What you will do:
The entries below should be given again exactly, minus their pictures.

### Data excerpts

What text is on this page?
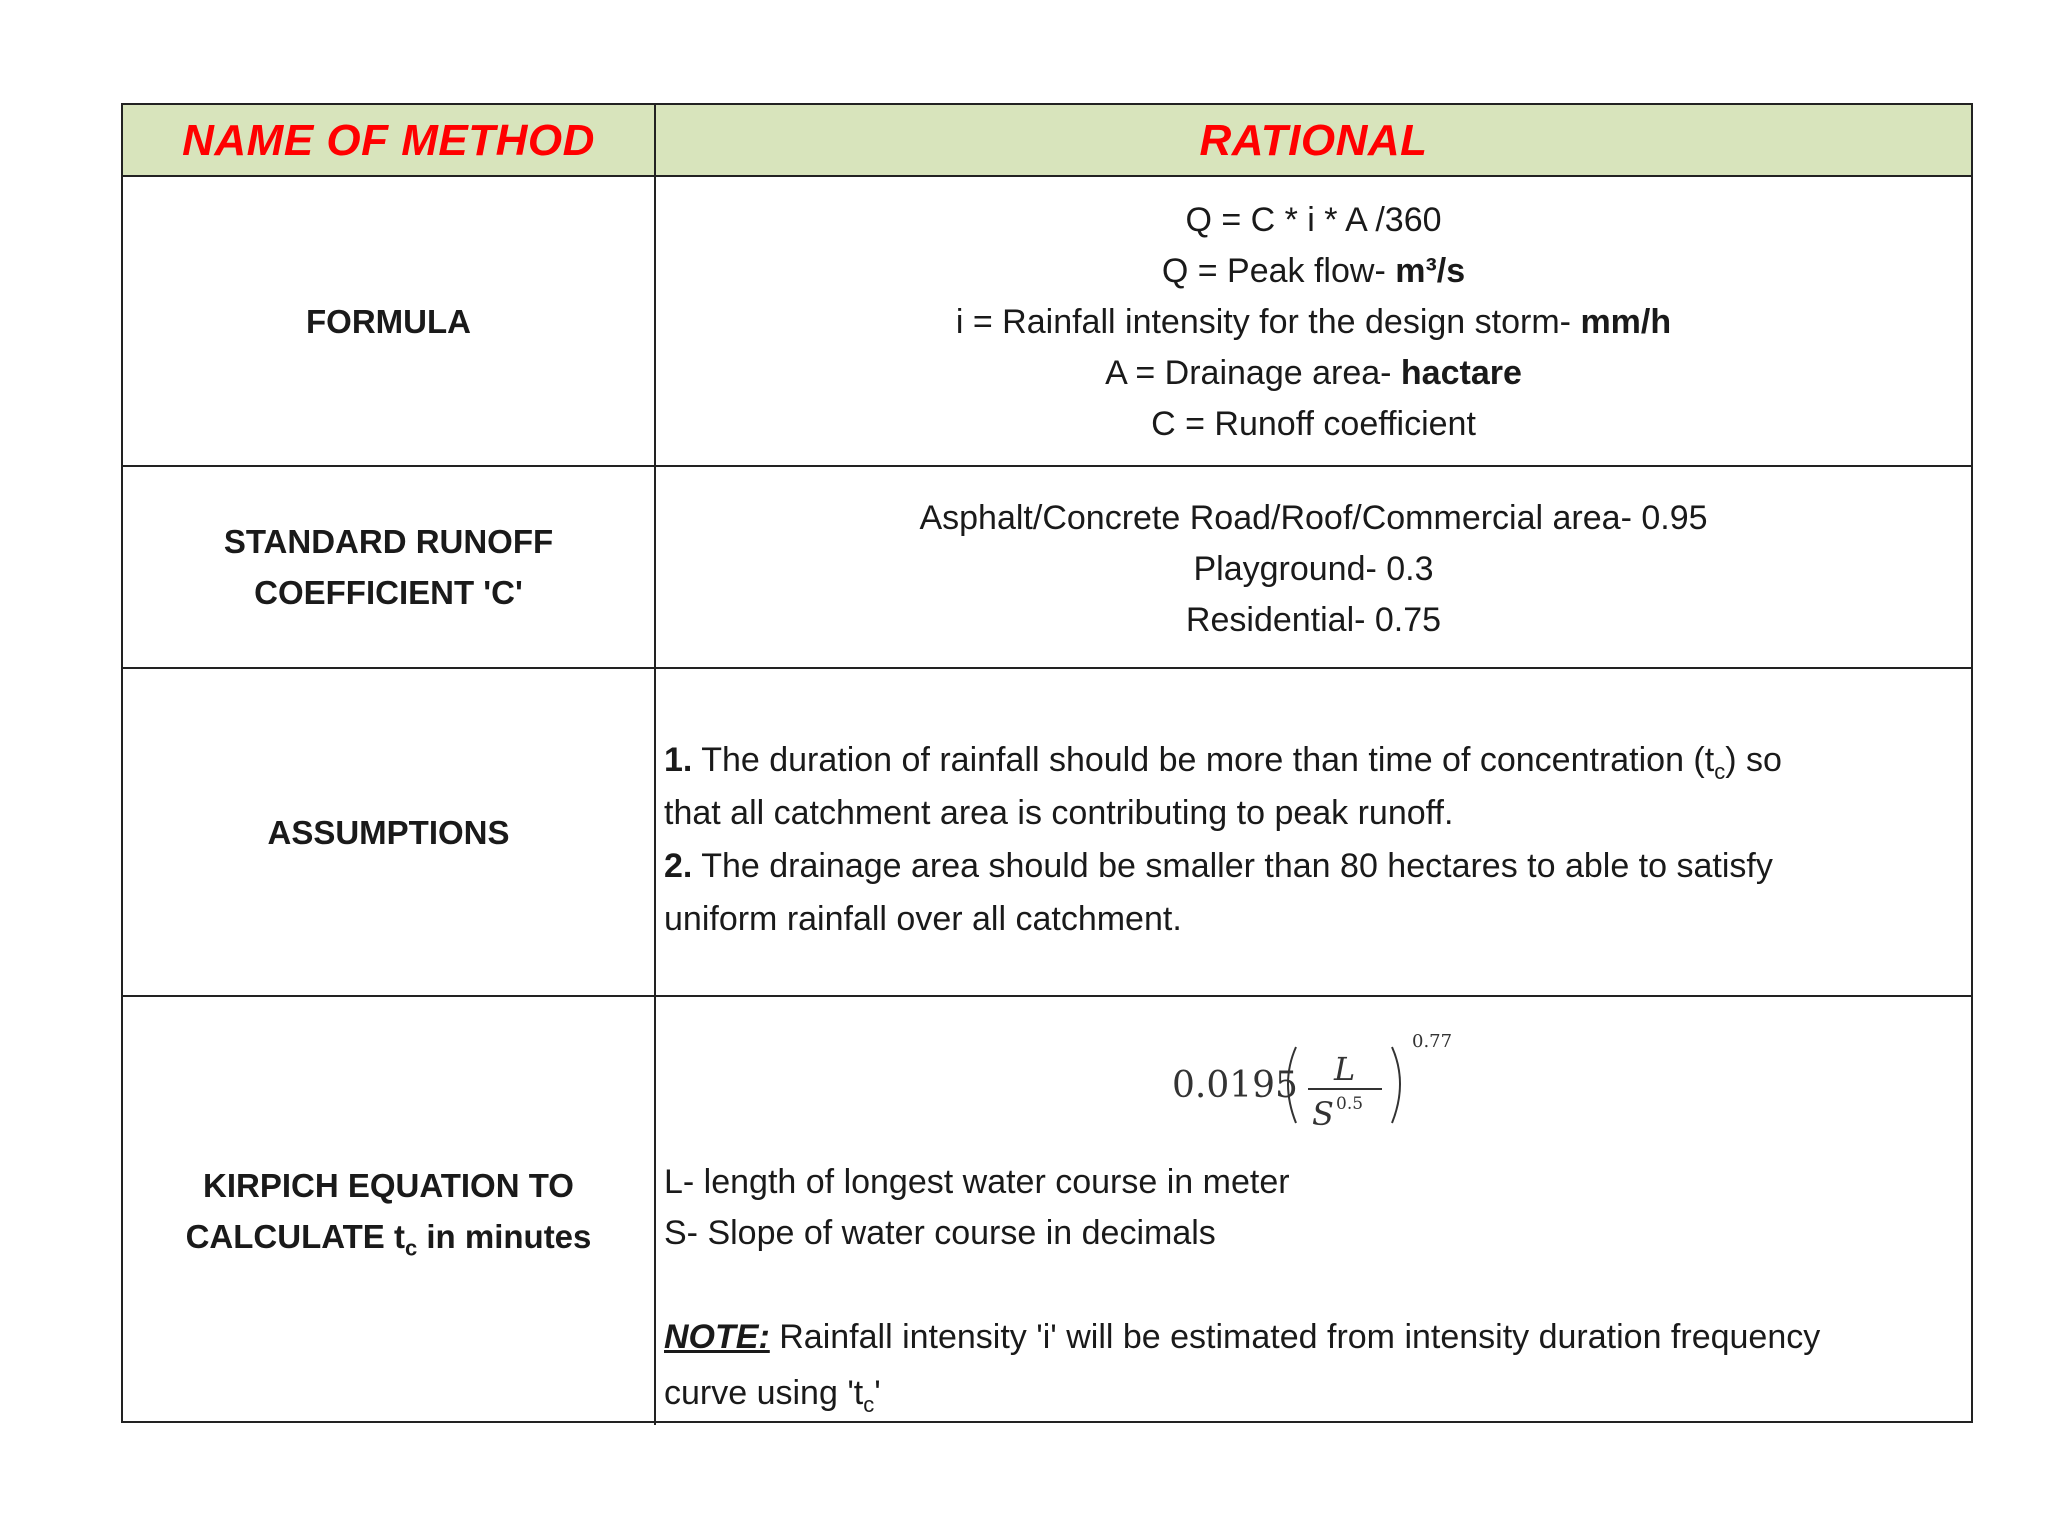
NAME OF METHOD	RATIONAL
FORMULA
Q = C * i * A /360
Q = Peak flow- m³/s
i = Rainfall intensity for the design storm- mm/h
A = Drainage area- hactare
C = Runoff coefficient
STANDARD RUNOFF
COEFFICIENT 'C'
Asphalt/Concrete Road/Roof/Commercial area- 0.95
Playground- 0.3
Residential- 0.75
ASSUMPTIONS
1. The duration of rainfall should be more than time of concentration $(t_c)$ so
that all catchment area is contributing to peak runoff.
2. The drainage area should be smaller than 80 hectares to able to satisfy
uniform rainfall over all catchment.
KIRPICH EQUATION TO
CALCULATE $t_c$ in minutes
0.0195 L
S 0.5
0.77
L- length of longest water course in meter
S- Slope of water course in decimals
NOTE: Rainfall intensity 'i' will be estimated from intensity duration frequency
curve using '$t_c$'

######

Task output:
What text is on this page?
NAME OF METHOD	RATIONAL
FORMULA
Q = C * i * A /360
Q = Peak flow- m³/s
i = Rainfall intensity for the design storm- mm/h
A = Drainage area- hactare
C = Runoff coefficient
STANDARD RUNOFF
COEFFICIENT 'C'
Asphalt/Concrete Road/Roof/Commercial area- 0.95
Playground- 0.3
Residential- 0.75
ASSUMPTIONS
1. The duration of rainfall should be more than time of concentration $(t_c)$ so
that all catchment area is contributing to peak runoff.
2. The drainage area should be smaller than 80 hectares to able to satisfy
uniform rainfall over all catchment.
KIRPICH EQUATION TO
CALCULATE $t_c$ in minutes
0.0195 L
S 0.5
0.77
L- length of longest water course in meter
S- Slope of water course in decimals
NOTE: Rainfall intensity 'i' will be estimated from intensity duration frequency
curve using '$t_c$'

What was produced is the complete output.